# DATA IN THIS EXERCISE start

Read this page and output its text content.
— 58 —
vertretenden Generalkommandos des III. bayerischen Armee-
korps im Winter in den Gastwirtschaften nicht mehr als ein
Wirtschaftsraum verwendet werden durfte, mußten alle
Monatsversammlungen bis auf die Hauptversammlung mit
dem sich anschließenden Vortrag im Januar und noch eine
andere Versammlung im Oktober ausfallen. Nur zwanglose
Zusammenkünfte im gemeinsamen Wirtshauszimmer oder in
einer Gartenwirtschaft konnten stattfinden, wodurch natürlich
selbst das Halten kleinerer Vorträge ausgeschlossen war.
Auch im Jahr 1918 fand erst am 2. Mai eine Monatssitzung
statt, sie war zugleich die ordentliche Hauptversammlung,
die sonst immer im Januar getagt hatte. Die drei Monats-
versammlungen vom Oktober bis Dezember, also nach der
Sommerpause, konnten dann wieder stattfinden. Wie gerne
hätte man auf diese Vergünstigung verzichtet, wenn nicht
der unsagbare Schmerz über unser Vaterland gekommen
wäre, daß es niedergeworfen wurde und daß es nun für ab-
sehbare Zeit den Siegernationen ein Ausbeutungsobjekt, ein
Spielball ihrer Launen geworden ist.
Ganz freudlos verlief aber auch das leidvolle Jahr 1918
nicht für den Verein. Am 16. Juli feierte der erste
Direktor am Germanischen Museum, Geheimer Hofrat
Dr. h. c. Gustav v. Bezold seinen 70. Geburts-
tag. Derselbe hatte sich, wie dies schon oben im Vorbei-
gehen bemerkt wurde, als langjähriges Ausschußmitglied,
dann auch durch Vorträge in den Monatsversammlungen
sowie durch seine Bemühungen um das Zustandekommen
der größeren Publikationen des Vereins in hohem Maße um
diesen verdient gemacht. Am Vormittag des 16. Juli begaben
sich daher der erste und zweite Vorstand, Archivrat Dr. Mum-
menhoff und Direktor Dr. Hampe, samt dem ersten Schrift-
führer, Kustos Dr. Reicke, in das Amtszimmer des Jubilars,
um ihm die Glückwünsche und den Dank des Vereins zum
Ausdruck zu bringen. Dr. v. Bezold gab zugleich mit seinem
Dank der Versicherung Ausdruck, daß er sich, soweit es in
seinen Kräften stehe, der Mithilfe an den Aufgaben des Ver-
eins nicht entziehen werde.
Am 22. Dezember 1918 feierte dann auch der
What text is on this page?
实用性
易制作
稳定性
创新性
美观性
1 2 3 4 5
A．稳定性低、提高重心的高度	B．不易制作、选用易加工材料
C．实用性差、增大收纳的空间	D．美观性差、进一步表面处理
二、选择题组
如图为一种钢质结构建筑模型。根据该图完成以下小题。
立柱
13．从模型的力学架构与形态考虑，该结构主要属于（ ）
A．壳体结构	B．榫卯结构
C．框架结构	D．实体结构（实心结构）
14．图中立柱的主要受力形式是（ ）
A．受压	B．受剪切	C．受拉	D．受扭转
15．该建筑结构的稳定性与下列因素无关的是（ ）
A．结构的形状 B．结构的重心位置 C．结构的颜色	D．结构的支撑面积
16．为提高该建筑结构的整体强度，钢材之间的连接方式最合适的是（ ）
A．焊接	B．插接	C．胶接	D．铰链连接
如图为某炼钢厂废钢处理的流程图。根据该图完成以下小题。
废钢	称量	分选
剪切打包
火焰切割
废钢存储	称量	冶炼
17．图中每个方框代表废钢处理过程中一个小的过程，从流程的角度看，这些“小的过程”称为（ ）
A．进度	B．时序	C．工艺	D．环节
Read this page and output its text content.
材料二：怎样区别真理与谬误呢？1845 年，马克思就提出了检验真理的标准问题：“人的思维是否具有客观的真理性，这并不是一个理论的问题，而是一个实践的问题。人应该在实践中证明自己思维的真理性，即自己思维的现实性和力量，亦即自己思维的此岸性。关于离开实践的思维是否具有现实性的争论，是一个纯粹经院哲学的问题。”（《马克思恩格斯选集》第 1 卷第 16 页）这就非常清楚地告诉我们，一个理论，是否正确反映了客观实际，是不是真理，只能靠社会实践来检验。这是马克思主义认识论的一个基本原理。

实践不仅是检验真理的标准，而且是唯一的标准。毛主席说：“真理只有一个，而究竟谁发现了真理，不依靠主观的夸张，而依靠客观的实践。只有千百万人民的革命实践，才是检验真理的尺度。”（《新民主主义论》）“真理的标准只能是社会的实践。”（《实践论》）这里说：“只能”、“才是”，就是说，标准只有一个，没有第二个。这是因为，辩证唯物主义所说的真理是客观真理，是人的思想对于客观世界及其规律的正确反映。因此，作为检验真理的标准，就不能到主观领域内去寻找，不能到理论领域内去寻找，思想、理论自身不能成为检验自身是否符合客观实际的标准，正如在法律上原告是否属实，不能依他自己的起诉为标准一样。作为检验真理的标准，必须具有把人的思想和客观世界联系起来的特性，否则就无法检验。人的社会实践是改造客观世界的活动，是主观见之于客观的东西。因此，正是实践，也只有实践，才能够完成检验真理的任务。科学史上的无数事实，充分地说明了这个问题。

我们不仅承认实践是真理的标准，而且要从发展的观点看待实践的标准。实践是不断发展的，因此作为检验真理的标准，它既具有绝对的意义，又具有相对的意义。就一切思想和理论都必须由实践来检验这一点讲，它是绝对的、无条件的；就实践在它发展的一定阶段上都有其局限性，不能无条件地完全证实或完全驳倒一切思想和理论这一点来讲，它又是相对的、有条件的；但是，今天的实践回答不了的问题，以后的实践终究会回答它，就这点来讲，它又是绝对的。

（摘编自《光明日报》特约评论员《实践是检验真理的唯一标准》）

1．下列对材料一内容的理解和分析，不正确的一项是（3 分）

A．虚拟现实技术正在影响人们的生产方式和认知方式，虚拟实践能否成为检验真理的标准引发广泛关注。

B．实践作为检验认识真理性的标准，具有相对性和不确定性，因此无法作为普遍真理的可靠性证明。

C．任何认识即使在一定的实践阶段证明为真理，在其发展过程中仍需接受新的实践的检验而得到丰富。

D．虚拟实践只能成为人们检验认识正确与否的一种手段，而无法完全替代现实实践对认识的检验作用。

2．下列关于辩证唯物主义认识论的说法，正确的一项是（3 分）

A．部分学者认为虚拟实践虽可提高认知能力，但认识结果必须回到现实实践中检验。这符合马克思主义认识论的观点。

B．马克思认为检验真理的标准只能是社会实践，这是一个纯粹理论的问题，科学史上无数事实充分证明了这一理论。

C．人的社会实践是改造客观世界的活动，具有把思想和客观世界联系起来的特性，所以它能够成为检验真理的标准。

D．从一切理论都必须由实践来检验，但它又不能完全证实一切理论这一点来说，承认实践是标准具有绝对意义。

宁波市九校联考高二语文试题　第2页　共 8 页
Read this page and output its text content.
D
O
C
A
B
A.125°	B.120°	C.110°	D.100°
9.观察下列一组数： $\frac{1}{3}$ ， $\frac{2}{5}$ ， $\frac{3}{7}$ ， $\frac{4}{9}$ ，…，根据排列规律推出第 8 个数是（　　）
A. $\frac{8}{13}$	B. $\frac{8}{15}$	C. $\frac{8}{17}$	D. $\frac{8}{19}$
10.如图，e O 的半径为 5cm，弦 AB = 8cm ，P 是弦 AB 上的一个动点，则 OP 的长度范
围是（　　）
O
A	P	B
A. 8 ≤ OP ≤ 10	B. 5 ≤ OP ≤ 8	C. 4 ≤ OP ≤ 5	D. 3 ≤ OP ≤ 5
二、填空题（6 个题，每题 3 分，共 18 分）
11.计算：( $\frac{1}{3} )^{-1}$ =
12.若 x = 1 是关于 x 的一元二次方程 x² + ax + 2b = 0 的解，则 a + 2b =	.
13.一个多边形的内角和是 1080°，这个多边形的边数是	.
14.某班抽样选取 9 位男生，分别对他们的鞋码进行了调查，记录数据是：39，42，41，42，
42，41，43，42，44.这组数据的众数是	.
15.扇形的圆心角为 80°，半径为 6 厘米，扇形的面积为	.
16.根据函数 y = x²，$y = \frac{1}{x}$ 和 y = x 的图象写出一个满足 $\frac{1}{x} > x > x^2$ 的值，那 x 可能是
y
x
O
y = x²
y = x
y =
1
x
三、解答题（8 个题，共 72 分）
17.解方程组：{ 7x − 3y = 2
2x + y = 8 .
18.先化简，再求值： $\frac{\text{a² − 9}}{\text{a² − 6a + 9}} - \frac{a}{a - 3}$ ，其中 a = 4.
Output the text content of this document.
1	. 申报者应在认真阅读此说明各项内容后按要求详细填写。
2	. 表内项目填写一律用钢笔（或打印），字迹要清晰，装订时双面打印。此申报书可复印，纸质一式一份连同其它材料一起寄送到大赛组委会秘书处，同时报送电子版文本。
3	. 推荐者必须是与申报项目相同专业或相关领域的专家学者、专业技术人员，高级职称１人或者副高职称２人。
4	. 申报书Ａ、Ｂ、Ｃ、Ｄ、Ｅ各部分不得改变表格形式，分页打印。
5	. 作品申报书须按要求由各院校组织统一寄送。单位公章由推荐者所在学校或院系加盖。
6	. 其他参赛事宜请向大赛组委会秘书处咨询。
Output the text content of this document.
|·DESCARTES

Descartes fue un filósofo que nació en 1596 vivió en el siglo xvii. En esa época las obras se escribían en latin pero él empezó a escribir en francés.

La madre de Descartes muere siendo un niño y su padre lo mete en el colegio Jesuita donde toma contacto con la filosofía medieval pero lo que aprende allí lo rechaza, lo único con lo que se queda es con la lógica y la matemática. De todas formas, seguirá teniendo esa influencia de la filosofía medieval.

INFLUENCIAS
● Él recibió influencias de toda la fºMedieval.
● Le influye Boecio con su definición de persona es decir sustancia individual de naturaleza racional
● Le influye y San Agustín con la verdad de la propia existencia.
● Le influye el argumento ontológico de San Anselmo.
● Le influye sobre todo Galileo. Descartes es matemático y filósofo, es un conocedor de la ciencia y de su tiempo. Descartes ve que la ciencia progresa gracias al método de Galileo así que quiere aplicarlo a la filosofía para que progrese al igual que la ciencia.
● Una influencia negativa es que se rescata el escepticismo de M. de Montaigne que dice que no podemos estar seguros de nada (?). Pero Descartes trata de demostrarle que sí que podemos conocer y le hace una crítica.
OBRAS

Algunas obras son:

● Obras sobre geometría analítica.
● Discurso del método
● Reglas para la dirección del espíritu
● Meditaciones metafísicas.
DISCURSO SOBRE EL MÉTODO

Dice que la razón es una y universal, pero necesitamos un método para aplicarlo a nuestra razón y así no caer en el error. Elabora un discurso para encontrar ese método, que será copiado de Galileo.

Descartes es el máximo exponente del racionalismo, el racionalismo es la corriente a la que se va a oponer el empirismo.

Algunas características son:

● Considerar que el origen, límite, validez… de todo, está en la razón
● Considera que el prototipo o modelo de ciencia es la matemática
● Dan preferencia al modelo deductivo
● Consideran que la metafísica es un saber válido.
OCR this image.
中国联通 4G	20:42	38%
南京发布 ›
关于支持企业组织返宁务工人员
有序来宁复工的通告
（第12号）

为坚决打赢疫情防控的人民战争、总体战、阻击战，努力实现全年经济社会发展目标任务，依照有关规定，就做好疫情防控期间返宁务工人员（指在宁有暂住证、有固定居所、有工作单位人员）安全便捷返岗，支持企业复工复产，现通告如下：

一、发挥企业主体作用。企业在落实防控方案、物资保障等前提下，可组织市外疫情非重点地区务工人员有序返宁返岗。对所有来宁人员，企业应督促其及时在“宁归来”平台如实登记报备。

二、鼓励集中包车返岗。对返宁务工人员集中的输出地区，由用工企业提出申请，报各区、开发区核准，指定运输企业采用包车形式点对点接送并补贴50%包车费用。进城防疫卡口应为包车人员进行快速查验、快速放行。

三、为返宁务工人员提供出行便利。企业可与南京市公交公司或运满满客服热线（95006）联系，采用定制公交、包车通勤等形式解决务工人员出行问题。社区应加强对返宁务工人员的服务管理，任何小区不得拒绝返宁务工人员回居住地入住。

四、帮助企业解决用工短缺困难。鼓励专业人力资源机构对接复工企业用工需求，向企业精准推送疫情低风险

# DATA IN THIS EXERCISE end

Collect the lines of the data that carry the word "Dezember".

— EXPECTED OUTPUT —
versammlungen vom Oktober bis Dezember, also nach der
Am 22. Dezember 1918 feierte dann auch der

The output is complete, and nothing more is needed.